Whenever a line below holds the word "object", copy that line.
━━━━━ Stored rows
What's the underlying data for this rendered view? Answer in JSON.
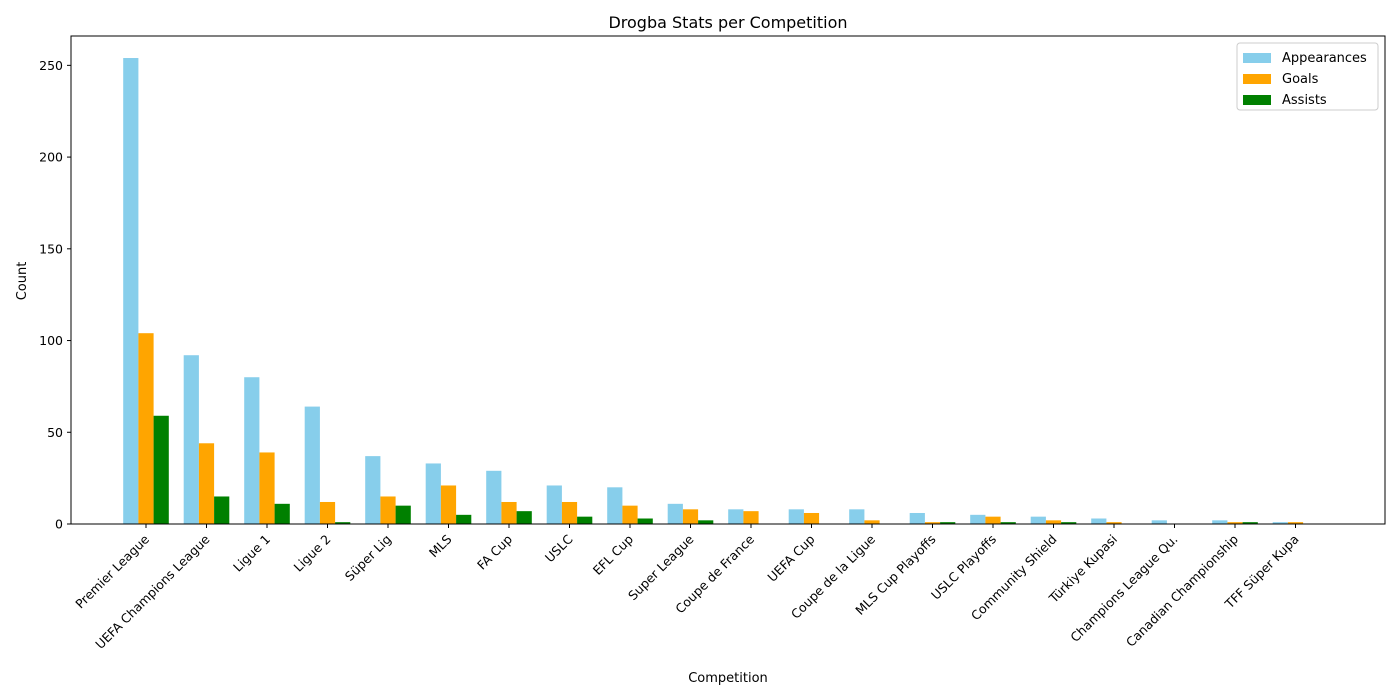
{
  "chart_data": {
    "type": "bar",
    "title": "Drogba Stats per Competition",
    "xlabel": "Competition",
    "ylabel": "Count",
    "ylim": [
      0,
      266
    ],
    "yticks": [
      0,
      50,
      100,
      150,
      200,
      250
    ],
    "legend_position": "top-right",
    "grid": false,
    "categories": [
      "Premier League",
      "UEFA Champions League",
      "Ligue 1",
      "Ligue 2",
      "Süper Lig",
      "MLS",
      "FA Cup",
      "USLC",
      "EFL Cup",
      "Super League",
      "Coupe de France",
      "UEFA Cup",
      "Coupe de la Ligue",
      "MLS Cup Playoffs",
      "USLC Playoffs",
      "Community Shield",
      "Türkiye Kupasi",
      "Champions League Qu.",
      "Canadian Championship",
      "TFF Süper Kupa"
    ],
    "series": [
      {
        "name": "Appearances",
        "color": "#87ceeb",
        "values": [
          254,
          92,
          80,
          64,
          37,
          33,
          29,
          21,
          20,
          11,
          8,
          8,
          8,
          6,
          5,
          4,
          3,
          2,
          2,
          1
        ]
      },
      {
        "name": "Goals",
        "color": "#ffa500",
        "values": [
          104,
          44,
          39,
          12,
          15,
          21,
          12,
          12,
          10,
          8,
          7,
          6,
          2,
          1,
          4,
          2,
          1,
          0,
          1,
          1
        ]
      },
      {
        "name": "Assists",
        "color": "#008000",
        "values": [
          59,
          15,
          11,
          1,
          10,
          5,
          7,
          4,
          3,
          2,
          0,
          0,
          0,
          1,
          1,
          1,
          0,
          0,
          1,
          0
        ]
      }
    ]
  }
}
━━━━━━━━━━
━━━━━ Stored rows
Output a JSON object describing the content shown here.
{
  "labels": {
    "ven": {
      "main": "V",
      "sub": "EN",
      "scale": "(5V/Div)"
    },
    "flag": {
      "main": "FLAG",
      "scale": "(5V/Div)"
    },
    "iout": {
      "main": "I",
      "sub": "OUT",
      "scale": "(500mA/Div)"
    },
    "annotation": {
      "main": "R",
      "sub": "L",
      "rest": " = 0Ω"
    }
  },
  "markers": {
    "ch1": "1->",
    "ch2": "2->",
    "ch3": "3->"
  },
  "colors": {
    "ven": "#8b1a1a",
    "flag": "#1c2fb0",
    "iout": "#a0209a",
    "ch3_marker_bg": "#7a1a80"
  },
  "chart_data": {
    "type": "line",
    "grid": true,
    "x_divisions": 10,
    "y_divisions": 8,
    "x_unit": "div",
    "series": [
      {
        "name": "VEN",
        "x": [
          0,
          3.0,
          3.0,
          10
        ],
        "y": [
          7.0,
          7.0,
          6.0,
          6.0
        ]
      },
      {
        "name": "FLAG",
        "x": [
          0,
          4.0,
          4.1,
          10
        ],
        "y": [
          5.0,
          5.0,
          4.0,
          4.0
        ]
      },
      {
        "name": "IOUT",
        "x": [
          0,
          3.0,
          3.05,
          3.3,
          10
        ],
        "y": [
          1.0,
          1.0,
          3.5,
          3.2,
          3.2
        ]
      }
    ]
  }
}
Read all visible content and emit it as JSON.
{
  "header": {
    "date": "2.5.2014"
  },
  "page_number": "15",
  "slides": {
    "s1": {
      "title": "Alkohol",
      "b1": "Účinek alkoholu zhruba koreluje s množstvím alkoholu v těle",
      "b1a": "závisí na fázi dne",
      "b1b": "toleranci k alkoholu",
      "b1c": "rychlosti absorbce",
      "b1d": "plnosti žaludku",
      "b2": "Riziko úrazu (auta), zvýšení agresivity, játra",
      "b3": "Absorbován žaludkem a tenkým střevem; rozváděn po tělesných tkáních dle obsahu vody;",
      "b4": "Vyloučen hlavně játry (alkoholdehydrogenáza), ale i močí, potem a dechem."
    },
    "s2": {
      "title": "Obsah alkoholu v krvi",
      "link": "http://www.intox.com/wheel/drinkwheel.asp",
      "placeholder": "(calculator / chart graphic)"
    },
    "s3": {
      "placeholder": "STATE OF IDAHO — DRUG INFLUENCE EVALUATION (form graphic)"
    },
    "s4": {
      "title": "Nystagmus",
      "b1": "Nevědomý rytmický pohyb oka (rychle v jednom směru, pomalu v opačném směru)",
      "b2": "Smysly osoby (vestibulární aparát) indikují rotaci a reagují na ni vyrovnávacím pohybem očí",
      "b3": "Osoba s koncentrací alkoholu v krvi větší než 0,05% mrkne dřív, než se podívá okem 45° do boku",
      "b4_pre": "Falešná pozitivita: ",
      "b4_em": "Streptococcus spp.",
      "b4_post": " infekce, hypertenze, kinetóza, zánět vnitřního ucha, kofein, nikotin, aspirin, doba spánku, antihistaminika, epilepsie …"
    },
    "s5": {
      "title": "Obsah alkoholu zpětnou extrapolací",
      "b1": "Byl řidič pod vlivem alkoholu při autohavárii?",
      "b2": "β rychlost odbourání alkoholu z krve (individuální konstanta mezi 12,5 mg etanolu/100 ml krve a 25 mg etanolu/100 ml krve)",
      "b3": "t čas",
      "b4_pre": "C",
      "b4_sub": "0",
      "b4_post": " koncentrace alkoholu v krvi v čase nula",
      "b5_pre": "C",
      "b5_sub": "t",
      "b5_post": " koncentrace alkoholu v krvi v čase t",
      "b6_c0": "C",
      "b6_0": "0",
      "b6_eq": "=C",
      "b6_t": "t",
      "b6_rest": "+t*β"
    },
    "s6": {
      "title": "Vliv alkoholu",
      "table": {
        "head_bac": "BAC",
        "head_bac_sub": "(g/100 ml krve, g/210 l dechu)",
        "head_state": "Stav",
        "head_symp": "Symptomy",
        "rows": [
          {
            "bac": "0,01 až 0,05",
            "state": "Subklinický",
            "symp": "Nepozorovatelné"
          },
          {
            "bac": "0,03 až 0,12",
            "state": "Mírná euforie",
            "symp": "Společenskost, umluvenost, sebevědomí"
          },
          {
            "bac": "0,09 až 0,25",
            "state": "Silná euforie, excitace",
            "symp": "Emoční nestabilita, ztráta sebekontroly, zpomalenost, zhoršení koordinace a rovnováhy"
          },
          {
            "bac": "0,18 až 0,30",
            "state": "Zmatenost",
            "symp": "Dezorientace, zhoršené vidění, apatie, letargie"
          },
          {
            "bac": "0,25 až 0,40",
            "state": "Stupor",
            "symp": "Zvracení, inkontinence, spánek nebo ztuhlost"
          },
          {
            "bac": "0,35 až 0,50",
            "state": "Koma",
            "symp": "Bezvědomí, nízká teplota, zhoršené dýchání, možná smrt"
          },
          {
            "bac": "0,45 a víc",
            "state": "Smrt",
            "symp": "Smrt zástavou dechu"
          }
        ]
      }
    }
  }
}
━━━━━━━━━━
━━━━━ Stored rows
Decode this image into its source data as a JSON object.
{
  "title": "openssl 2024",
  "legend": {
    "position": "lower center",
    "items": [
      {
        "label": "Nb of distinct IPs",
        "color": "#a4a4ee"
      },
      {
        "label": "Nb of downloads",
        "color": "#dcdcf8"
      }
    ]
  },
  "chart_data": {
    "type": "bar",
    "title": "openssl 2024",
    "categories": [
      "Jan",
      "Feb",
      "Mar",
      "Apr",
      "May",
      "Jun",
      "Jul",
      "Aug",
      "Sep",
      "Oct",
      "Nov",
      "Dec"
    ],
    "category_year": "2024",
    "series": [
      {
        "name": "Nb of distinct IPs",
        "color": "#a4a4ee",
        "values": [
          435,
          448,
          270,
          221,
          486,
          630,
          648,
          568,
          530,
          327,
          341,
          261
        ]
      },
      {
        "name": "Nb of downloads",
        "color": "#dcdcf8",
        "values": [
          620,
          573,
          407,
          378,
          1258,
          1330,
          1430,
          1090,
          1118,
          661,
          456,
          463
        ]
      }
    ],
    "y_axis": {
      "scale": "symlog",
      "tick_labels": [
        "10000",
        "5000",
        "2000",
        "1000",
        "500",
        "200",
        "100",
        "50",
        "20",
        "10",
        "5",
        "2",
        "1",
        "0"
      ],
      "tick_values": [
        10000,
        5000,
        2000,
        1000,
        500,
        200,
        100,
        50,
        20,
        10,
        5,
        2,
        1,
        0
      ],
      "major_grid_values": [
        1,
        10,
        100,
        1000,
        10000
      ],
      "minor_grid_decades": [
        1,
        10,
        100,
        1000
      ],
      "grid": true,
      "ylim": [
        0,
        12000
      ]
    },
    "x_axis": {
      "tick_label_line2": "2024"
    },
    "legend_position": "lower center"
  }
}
━━━━━━━━━━
**Result for this exercise:**
Output a JSON object describing the content shown here.
Decode this image into its source data as a JSON object.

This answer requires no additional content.